* [WORK TO BE COMPLETED]:
Restate the data exactly as given and keep the pictures out.

* [DATA SHOWN]:

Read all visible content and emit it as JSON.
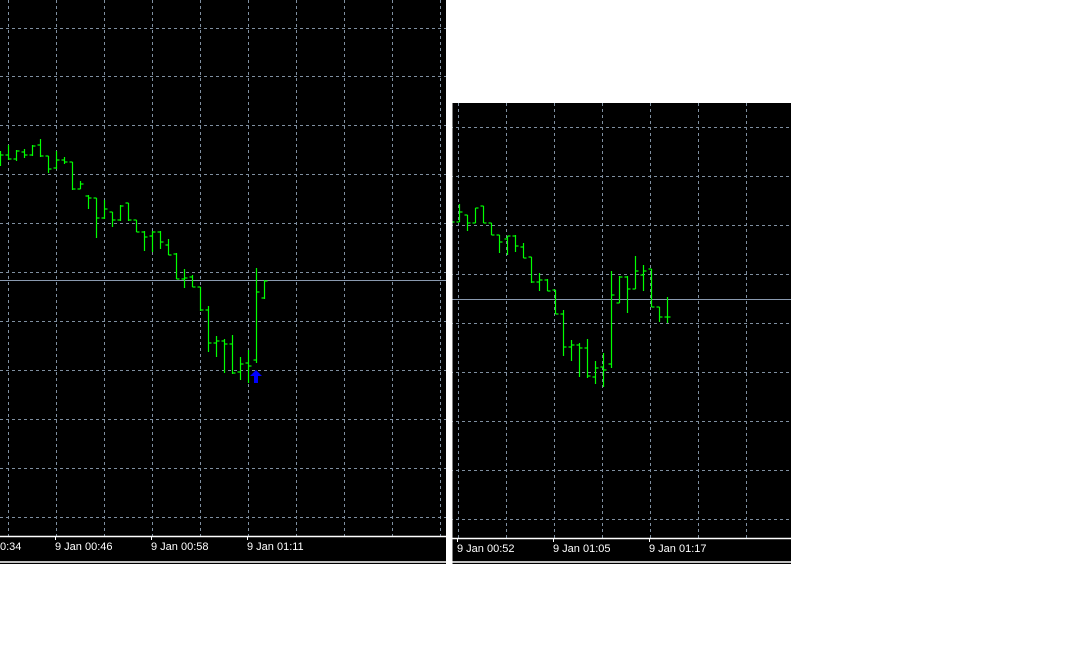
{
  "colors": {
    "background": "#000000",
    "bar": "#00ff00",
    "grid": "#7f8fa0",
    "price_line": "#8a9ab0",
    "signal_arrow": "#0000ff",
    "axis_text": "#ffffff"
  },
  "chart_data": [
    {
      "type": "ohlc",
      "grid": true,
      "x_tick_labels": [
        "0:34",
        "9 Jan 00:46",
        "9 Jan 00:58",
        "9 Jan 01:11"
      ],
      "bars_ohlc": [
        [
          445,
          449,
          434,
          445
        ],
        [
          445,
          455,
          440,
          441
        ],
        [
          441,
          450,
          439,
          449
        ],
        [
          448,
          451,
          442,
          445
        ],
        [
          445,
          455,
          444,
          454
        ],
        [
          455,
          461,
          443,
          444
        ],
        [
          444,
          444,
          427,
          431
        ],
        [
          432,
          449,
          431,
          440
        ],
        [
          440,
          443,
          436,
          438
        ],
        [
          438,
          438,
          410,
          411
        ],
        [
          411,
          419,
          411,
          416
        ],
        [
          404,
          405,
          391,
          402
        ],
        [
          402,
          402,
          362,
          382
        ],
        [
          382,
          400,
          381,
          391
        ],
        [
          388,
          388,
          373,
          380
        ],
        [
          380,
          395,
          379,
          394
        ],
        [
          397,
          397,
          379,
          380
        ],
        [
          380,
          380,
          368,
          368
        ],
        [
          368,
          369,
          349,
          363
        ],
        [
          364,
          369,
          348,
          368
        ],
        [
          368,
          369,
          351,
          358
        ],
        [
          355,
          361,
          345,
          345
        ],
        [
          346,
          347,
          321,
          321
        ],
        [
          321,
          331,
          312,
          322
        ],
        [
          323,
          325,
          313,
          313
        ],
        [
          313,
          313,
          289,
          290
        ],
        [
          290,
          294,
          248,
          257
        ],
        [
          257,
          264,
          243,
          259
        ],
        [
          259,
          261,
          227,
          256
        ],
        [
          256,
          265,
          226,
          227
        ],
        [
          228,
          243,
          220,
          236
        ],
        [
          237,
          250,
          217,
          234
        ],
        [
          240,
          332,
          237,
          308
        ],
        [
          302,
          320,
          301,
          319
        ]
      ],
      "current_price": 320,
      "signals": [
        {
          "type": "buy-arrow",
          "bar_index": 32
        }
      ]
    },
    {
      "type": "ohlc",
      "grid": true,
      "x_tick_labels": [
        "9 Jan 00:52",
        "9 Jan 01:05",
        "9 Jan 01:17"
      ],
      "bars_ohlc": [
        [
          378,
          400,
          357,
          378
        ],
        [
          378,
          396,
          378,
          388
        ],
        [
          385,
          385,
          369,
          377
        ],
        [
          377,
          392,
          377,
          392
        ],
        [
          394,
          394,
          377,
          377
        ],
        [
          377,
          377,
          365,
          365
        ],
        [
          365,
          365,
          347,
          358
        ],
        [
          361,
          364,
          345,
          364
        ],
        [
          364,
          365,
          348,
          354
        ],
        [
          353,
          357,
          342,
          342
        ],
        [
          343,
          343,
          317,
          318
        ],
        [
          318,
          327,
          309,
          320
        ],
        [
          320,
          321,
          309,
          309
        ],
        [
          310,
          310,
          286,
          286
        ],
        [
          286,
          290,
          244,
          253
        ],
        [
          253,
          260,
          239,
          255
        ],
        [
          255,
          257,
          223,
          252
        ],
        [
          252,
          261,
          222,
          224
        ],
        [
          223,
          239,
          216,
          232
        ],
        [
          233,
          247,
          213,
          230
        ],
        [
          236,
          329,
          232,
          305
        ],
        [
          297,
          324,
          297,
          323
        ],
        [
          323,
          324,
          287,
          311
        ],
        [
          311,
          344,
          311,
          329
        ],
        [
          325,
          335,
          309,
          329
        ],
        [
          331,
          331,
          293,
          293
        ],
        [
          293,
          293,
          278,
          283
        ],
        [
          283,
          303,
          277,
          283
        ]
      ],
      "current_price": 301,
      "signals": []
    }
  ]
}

* [EXERCISE SOLUTION]:
Read all visible content and emit it as JSON.
{
  "colors": {
    "background": "#000000",
    "bar": "#00ff00",
    "grid": "#7f8fa0",
    "price_line": "#8a9ab0",
    "signal_arrow": "#0000ff",
    "axis_text": "#ffffff"
  },
  "chart_data": [
    {
      "type": "ohlc",
      "grid": true,
      "x_tick_labels": [
        "0:34",
        "9 Jan 00:46",
        "9 Jan 00:58",
        "9 Jan 01:11"
      ],
      "bars_ohlc": [
        [
          445,
          449,
          434,
          445
        ],
        [
          445,
          455,
          440,
          441
        ],
        [
          441,
          450,
          439,
          449
        ],
        [
          448,
          451,
          442,
          445
        ],
        [
          445,
          455,
          444,
          454
        ],
        [
          455,
          461,
          443,
          444
        ],
        [
          444,
          444,
          427,
          431
        ],
        [
          432,
          449,
          431,
          440
        ],
        [
          440,
          443,
          436,
          438
        ],
        [
          438,
          438,
          410,
          411
        ],
        [
          411,
          419,
          411,
          416
        ],
        [
          404,
          405,
          391,
          402
        ],
        [
          402,
          402,
          362,
          382
        ],
        [
          382,
          400,
          381,
          391
        ],
        [
          388,
          388,
          373,
          380
        ],
        [
          380,
          395,
          379,
          394
        ],
        [
          397,
          397,
          379,
          380
        ],
        [
          380,
          380,
          368,
          368
        ],
        [
          368,
          369,
          349,
          363
        ],
        [
          364,
          369,
          348,
          368
        ],
        [
          368,
          369,
          351,
          358
        ],
        [
          355,
          361,
          345,
          345
        ],
        [
          346,
          347,
          321,
          321
        ],
        [
          321,
          331,
          312,
          322
        ],
        [
          323,
          325,
          313,
          313
        ],
        [
          313,
          313,
          289,
          290
        ],
        [
          290,
          294,
          248,
          257
        ],
        [
          257,
          264,
          243,
          259
        ],
        [
          259,
          261,
          227,
          256
        ],
        [
          256,
          265,
          226,
          227
        ],
        [
          228,
          243,
          220,
          236
        ],
        [
          237,
          250,
          217,
          234
        ],
        [
          240,
          332,
          237,
          308
        ],
        [
          302,
          320,
          301,
          319
        ]
      ],
      "current_price": 320,
      "signals": [
        {
          "type": "buy-arrow",
          "bar_index": 32
        }
      ]
    },
    {
      "type": "ohlc",
      "grid": true,
      "x_tick_labels": [
        "9 Jan 00:52",
        "9 Jan 01:05",
        "9 Jan 01:17"
      ],
      "bars_ohlc": [
        [
          378,
          400,
          357,
          378
        ],
        [
          378,
          396,
          378,
          388
        ],
        [
          385,
          385,
          369,
          377
        ],
        [
          377,
          392,
          377,
          392
        ],
        [
          394,
          394,
          377,
          377
        ],
        [
          377,
          377,
          365,
          365
        ],
        [
          365,
          365,
          347,
          358
        ],
        [
          361,
          364,
          345,
          364
        ],
        [
          364,
          365,
          348,
          354
        ],
        [
          353,
          357,
          342,
          342
        ],
        [
          343,
          343,
          317,
          318
        ],
        [
          318,
          327,
          309,
          320
        ],
        [
          320,
          321,
          309,
          309
        ],
        [
          310,
          310,
          286,
          286
        ],
        [
          286,
          290,
          244,
          253
        ],
        [
          253,
          260,
          239,
          255
        ],
        [
          255,
          257,
          223,
          252
        ],
        [
          252,
          261,
          222,
          224
        ],
        [
          223,
          239,
          216,
          232
        ],
        [
          233,
          247,
          213,
          230
        ],
        [
          236,
          329,
          232,
          305
        ],
        [
          297,
          324,
          297,
          323
        ],
        [
          323,
          324,
          287,
          311
        ],
        [
          311,
          344,
          311,
          329
        ],
        [
          325,
          335,
          309,
          329
        ],
        [
          331,
          331,
          293,
          293
        ],
        [
          293,
          293,
          278,
          283
        ],
        [
          283,
          303,
          277,
          283
        ]
      ],
      "current_price": 301,
      "signals": []
    }
  ]
}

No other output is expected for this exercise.